▶ **EXTRACTED ENTRIES**
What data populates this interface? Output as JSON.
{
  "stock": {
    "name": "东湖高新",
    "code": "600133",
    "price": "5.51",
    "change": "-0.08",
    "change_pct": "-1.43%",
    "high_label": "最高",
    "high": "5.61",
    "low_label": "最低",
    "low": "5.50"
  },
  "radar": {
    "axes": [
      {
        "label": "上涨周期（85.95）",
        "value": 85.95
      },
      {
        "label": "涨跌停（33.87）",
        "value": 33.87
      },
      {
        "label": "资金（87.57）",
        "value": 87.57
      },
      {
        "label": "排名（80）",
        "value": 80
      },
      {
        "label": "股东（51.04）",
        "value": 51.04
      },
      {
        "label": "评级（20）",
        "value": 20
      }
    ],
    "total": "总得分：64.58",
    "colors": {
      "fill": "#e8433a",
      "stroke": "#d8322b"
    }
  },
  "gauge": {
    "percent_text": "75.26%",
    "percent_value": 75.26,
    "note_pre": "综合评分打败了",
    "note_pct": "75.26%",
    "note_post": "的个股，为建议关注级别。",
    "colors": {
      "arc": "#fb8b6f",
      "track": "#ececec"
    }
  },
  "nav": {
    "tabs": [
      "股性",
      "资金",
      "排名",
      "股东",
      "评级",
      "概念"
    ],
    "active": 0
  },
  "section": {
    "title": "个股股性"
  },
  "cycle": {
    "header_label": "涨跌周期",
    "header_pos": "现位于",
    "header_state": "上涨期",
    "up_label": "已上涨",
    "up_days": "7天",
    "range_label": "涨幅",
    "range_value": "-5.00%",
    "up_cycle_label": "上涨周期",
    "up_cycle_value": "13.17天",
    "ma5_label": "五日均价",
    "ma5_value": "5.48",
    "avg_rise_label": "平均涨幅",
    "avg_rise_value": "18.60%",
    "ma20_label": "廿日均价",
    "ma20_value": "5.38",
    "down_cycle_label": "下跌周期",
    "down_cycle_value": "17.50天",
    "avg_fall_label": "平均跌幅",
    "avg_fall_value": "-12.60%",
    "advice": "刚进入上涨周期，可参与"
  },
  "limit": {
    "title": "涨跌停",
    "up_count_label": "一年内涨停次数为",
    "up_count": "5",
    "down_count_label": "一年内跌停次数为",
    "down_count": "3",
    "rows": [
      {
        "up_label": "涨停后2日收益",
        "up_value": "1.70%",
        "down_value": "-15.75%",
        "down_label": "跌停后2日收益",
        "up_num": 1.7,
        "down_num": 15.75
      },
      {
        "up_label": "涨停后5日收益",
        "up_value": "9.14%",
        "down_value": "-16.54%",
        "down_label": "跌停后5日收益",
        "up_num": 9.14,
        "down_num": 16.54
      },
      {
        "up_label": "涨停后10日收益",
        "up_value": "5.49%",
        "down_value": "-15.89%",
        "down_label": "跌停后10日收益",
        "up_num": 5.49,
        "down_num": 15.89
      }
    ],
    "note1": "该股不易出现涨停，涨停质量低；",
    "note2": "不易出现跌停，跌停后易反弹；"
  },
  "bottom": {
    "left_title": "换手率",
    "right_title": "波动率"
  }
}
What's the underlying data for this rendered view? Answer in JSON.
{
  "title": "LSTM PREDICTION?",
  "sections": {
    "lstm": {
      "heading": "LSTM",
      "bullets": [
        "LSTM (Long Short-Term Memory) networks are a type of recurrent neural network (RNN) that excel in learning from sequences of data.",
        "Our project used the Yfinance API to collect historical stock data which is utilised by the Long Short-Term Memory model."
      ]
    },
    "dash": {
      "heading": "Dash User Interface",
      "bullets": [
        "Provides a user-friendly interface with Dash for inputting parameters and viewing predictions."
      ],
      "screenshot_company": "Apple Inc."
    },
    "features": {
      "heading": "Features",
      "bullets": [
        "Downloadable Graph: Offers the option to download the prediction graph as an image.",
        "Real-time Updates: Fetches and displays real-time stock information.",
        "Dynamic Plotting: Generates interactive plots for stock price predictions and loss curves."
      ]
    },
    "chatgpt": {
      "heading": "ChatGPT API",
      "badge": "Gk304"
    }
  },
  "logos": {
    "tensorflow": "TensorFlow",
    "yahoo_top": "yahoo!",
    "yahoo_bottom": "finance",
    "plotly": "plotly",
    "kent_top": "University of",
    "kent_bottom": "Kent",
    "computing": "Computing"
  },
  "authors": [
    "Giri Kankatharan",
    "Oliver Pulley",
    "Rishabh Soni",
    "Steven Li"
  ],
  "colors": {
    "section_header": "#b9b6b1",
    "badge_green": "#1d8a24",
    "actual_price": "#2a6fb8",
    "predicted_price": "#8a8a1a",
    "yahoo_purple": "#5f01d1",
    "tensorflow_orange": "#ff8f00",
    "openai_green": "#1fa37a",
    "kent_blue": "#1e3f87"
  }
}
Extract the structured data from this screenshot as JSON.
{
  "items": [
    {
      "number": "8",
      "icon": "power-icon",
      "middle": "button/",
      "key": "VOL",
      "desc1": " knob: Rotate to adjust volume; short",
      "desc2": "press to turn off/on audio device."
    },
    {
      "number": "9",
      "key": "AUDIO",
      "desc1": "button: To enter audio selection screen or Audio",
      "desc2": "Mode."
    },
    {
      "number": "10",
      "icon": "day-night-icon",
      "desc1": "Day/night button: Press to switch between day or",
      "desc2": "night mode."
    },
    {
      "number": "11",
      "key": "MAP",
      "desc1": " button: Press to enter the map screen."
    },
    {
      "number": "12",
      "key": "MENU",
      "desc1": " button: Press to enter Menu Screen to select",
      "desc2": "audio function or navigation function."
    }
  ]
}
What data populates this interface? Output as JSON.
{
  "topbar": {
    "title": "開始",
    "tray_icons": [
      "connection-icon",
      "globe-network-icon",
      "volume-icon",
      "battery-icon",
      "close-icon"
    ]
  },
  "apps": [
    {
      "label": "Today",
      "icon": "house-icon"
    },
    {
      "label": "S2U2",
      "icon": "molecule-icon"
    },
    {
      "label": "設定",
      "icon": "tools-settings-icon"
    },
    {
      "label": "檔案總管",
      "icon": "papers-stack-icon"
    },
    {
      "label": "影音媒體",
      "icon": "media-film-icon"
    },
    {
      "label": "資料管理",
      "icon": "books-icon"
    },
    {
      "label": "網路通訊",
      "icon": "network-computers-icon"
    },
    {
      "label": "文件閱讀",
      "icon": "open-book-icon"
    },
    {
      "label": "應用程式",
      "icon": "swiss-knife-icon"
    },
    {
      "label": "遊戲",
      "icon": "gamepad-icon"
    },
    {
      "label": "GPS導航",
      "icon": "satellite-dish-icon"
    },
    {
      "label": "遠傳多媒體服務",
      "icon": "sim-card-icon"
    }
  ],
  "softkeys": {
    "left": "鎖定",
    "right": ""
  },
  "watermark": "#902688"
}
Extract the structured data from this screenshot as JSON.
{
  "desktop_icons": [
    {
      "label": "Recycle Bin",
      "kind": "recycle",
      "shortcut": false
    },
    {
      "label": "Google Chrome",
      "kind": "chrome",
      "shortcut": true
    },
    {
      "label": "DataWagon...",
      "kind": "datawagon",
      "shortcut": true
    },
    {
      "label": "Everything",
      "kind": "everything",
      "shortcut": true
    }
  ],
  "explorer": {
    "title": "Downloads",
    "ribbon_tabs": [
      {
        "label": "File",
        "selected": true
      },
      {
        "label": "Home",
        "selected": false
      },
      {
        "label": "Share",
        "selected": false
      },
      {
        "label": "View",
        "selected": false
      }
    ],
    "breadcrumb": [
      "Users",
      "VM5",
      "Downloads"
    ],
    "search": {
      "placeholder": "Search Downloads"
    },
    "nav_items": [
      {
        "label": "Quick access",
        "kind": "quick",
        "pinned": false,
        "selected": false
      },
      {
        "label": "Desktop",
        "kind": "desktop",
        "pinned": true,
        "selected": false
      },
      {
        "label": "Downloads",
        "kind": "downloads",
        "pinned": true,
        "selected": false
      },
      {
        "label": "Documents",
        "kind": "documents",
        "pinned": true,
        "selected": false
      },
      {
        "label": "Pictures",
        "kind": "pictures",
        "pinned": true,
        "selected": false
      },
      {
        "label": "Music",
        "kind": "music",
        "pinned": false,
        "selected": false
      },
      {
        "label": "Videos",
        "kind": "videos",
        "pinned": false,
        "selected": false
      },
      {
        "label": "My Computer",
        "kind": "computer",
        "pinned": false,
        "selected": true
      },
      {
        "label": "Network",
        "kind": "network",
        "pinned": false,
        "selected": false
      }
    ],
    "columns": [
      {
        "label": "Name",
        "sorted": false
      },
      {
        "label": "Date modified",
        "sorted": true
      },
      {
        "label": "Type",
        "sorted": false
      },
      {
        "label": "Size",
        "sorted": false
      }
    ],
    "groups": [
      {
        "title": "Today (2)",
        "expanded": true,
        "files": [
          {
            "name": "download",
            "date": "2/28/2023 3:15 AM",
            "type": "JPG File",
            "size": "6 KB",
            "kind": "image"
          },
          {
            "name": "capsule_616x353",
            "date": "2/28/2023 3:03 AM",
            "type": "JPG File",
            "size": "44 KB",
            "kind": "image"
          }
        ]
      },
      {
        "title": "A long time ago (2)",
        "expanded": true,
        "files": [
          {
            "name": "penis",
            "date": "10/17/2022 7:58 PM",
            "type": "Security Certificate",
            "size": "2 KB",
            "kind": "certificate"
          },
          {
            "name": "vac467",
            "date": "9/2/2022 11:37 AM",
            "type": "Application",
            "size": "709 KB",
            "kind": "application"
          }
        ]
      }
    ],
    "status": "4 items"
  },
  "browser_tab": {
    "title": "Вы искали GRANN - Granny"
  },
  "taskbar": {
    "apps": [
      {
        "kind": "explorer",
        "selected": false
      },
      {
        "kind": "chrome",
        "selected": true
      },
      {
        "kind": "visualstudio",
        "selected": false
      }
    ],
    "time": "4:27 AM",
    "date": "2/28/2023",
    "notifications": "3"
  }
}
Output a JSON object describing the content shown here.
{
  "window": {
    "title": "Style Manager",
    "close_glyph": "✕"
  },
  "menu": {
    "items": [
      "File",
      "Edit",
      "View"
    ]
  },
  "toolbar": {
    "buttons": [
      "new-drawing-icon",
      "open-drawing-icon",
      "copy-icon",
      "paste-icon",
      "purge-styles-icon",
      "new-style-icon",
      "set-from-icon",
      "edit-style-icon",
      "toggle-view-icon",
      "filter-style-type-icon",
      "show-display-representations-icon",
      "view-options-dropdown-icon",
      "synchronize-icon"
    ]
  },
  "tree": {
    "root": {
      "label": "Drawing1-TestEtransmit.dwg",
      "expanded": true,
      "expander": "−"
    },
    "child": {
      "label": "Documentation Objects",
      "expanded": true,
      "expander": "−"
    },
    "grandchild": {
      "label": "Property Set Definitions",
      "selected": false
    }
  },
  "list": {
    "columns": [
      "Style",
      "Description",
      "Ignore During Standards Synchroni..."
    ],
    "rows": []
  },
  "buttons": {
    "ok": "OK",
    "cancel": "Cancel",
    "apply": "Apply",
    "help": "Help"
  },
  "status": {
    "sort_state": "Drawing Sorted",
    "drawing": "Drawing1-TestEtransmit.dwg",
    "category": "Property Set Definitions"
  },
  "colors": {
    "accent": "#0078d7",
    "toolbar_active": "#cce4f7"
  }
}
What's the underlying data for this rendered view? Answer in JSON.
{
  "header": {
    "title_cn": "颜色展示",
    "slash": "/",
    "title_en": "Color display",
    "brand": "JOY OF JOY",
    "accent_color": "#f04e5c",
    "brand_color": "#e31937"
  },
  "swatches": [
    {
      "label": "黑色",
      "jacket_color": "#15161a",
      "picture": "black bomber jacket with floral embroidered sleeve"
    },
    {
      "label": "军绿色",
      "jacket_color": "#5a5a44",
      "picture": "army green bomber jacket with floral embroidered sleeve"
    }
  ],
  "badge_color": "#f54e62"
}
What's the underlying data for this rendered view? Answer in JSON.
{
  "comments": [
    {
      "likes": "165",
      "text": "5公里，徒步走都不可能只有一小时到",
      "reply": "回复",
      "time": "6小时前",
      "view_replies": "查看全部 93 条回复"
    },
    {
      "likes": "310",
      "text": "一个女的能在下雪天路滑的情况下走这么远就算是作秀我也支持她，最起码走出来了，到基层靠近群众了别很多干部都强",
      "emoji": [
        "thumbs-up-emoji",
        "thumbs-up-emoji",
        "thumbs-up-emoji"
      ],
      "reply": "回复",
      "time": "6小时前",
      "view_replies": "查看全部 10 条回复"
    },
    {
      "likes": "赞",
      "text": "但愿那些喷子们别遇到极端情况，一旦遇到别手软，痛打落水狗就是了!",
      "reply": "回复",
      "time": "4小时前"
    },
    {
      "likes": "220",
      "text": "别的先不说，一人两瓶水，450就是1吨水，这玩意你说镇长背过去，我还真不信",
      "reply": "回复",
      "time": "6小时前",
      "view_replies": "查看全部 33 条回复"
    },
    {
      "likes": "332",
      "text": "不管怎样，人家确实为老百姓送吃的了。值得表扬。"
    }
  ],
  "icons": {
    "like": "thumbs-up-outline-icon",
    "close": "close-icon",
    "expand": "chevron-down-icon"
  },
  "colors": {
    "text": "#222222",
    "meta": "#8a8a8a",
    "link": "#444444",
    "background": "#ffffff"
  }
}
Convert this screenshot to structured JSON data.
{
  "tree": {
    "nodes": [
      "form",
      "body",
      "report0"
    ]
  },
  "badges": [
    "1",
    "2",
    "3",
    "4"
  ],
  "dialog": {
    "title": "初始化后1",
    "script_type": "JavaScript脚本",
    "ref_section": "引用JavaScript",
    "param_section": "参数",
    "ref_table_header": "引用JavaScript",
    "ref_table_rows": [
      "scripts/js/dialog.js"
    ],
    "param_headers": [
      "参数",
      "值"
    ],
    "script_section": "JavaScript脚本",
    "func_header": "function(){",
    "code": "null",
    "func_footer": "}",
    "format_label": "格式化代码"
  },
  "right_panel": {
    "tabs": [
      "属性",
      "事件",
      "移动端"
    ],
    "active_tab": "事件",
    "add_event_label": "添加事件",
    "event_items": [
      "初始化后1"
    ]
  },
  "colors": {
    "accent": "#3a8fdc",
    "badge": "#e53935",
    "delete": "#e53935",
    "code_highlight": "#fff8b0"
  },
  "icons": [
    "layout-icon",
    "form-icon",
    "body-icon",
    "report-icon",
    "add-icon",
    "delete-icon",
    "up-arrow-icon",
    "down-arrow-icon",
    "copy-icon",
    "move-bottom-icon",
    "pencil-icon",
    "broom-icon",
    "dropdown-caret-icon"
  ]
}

▶ **BRIEF**
Determine how many lines of the data contain "heading" and give nothing but that number.

▶ **SOLUTION TO THIS EXERCISE**
4